TASK TO COMPLETE: Indicate only the number of lines in the listing below in which the word "espace" appears.

AVAILABLE DATA:
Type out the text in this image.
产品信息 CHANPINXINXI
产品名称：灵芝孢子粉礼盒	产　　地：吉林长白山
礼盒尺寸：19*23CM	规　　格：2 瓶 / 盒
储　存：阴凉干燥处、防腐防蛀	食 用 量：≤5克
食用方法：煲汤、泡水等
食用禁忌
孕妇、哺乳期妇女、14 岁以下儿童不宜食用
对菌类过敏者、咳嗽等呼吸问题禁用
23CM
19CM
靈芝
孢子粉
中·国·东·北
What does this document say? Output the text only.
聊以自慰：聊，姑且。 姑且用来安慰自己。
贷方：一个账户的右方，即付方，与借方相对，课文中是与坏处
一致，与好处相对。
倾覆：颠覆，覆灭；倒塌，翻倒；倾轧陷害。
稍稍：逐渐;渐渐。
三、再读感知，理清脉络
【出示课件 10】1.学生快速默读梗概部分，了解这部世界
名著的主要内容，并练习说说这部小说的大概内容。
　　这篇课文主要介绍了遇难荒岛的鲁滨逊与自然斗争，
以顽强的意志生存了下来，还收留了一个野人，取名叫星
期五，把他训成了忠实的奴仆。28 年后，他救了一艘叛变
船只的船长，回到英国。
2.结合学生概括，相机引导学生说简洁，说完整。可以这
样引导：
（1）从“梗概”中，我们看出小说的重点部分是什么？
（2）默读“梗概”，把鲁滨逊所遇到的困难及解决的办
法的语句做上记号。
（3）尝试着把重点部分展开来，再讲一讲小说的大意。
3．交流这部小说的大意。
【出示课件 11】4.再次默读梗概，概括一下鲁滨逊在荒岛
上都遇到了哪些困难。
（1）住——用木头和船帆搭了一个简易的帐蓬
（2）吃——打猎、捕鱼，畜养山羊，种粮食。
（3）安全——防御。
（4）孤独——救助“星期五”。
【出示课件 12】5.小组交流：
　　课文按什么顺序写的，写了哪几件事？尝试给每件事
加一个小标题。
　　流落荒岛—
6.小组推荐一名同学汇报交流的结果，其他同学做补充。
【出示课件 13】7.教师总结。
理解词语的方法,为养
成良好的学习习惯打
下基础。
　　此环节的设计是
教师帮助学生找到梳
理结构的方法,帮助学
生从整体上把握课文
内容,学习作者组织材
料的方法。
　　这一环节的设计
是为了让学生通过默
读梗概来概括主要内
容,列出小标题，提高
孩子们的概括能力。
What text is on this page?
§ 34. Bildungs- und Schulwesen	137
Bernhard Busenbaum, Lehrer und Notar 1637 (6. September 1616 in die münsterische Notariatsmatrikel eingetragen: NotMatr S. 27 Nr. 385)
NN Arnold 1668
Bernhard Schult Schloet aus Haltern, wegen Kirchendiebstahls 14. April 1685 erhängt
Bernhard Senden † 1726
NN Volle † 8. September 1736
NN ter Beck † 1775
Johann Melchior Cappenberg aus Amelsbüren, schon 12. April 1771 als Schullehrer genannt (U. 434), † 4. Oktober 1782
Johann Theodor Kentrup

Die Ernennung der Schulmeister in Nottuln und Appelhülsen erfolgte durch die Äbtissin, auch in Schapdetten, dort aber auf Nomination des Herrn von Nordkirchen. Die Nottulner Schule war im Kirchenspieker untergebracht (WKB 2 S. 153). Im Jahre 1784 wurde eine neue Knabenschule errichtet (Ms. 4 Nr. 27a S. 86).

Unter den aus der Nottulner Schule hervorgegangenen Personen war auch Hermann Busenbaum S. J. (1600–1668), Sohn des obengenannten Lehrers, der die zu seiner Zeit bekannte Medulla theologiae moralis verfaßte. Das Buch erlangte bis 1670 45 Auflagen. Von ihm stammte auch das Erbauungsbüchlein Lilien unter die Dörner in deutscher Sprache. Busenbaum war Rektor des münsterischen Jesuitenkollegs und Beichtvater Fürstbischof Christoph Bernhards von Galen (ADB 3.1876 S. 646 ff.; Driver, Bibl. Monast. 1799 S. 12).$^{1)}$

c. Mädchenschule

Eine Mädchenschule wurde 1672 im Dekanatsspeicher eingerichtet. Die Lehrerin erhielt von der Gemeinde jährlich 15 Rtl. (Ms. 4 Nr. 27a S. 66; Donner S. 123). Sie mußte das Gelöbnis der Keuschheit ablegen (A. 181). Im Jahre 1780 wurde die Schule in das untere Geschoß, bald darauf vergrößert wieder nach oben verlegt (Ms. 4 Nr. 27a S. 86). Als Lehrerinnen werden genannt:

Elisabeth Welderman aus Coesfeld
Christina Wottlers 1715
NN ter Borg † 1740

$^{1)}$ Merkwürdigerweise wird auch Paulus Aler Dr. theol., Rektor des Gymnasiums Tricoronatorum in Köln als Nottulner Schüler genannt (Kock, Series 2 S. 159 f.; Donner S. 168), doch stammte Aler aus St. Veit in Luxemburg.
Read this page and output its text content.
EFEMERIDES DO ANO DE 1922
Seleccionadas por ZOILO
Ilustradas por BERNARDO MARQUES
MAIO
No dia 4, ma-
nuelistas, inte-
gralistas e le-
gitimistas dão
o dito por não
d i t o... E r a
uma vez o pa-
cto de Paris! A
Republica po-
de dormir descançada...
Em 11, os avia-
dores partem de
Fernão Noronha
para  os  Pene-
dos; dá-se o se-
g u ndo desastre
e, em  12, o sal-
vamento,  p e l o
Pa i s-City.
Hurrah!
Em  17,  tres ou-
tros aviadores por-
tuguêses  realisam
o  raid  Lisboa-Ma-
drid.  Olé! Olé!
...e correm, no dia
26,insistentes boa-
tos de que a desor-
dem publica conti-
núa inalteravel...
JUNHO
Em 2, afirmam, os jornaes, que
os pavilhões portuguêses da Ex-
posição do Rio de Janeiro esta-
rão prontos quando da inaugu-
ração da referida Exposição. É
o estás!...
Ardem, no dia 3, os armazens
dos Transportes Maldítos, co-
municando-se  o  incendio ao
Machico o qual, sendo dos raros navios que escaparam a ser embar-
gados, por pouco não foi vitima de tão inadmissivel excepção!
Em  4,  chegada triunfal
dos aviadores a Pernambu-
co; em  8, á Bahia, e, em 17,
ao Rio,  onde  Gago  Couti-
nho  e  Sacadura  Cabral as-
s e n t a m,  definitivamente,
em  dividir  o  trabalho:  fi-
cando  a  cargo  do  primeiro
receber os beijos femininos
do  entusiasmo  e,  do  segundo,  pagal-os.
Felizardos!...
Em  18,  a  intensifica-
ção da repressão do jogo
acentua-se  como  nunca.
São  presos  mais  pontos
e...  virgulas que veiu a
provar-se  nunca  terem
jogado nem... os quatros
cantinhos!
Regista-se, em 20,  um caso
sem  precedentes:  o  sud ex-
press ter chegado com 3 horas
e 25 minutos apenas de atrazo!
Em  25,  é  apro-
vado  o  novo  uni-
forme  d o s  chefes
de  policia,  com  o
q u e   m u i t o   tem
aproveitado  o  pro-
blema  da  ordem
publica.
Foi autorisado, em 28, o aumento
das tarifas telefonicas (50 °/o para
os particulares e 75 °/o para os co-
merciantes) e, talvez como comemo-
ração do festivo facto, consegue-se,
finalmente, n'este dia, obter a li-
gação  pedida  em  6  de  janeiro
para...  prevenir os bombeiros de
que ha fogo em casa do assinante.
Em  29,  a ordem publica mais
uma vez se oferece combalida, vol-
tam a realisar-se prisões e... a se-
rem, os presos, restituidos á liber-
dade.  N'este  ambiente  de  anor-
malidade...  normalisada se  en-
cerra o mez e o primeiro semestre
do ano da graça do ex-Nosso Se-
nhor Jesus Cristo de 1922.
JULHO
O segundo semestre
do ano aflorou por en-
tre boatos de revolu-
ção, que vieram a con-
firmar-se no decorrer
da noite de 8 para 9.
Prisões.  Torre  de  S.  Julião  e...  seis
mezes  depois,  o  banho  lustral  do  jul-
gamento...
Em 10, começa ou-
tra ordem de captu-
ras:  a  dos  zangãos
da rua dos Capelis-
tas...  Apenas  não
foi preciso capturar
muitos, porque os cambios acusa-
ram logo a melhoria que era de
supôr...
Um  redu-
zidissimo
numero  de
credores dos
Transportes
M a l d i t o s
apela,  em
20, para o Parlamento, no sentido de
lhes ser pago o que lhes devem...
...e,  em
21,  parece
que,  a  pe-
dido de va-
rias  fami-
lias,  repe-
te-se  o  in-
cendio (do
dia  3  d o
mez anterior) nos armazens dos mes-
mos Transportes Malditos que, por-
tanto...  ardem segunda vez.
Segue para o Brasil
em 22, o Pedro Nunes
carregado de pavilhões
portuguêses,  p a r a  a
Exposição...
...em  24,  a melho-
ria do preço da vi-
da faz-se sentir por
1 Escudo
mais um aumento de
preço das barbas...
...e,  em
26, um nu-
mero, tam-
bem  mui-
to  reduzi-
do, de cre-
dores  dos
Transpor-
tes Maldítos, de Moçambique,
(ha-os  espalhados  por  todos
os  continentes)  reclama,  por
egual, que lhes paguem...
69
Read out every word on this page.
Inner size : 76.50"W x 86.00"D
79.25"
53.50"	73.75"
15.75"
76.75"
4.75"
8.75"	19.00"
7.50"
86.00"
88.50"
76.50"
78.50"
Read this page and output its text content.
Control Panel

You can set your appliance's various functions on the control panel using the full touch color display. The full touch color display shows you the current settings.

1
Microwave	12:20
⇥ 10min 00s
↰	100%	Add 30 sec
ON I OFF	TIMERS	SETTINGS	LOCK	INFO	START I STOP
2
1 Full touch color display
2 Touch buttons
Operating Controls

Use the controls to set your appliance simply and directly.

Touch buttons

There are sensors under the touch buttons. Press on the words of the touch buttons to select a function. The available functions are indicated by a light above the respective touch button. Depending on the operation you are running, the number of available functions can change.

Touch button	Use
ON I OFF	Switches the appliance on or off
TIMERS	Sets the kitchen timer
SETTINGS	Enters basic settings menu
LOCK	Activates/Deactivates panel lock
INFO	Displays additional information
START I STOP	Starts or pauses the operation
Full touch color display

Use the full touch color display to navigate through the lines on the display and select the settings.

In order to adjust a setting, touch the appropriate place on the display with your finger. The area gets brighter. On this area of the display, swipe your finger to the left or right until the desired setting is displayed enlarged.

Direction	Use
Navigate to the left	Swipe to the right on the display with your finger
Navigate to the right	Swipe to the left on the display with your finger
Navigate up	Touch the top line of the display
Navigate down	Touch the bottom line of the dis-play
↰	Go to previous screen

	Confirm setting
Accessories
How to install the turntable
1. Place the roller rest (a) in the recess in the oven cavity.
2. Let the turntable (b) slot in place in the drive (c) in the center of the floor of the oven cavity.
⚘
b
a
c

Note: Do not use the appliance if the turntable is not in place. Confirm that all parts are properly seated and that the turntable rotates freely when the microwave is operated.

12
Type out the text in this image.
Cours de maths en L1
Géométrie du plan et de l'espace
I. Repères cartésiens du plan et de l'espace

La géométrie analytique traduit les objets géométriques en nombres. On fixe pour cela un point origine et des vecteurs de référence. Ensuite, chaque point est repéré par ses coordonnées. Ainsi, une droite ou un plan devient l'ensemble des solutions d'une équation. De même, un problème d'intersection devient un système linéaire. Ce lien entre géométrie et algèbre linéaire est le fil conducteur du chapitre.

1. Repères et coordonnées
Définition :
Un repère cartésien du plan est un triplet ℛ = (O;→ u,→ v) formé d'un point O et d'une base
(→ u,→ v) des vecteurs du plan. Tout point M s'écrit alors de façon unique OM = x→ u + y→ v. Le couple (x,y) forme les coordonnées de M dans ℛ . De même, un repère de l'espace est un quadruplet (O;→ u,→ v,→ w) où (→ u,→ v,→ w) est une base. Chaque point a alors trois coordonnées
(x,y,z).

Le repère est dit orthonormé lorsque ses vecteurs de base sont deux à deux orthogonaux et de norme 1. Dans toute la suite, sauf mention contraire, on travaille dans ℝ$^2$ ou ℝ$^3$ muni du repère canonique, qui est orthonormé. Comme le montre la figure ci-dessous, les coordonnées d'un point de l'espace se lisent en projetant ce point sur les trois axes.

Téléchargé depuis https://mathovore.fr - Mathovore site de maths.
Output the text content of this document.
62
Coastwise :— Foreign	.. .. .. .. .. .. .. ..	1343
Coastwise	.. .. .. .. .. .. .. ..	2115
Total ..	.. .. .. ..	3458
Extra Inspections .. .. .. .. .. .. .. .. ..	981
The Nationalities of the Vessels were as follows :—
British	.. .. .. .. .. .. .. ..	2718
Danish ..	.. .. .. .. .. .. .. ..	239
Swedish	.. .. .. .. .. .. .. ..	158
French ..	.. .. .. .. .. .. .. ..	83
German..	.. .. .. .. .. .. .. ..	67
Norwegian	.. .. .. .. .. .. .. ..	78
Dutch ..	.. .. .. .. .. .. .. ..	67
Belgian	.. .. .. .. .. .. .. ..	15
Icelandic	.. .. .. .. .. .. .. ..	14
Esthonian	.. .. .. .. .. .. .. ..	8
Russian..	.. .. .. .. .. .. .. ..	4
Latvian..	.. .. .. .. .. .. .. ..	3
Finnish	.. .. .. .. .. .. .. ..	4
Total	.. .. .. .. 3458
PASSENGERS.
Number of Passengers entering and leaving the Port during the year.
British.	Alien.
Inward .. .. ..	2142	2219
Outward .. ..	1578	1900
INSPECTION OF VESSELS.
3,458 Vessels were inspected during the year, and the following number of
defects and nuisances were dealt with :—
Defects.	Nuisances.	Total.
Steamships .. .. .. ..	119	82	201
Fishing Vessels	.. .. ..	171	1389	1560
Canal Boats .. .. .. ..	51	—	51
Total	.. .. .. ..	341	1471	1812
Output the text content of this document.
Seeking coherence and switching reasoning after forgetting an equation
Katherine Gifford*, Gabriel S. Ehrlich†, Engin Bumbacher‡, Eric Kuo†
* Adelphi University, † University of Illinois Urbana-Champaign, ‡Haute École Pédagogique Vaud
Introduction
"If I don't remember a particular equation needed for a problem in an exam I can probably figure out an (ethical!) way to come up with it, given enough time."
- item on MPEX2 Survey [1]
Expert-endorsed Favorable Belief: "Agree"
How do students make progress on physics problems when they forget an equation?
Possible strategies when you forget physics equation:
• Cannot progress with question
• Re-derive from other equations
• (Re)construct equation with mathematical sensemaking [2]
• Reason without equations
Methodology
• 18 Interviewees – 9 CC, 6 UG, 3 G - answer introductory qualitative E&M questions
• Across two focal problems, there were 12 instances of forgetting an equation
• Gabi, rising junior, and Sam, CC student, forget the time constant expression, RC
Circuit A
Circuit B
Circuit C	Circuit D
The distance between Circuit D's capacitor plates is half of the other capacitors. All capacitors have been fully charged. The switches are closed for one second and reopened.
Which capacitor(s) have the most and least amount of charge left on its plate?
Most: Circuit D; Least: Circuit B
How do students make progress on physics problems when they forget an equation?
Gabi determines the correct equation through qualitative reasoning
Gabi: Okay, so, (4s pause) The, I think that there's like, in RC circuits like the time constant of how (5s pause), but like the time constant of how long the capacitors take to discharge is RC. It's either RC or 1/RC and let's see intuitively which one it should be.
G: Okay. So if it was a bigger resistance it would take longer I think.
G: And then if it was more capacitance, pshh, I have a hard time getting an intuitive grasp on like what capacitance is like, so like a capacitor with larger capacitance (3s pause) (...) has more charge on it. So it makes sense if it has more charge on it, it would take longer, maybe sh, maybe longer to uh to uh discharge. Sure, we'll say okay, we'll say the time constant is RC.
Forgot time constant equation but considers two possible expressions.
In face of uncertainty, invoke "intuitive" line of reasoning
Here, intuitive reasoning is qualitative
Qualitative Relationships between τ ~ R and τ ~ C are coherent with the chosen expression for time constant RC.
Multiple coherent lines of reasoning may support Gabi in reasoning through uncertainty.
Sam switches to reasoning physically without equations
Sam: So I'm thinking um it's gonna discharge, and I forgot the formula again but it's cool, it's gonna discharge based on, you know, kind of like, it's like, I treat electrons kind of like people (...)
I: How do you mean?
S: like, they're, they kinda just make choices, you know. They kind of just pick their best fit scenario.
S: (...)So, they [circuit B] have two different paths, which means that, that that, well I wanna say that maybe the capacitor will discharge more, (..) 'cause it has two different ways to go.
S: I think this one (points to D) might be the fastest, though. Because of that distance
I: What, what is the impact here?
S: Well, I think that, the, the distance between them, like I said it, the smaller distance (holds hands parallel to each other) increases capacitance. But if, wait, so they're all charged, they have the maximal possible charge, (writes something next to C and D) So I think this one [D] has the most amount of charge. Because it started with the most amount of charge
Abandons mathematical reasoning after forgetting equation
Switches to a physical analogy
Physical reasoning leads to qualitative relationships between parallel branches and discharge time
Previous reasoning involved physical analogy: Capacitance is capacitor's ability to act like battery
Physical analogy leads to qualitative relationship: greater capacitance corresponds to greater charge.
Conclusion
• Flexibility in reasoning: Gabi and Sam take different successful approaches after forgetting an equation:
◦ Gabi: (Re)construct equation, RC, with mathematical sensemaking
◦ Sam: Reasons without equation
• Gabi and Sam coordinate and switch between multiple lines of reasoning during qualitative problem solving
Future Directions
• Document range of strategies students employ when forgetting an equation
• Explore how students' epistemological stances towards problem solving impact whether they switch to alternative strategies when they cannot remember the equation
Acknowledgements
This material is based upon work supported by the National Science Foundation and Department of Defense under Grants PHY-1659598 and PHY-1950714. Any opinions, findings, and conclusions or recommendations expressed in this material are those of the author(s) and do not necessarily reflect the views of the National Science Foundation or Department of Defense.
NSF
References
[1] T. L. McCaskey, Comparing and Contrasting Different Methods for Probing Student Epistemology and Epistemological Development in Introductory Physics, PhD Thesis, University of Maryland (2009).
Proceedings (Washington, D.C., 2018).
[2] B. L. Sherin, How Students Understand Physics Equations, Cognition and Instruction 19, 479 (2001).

OUTPUT BELOW: 4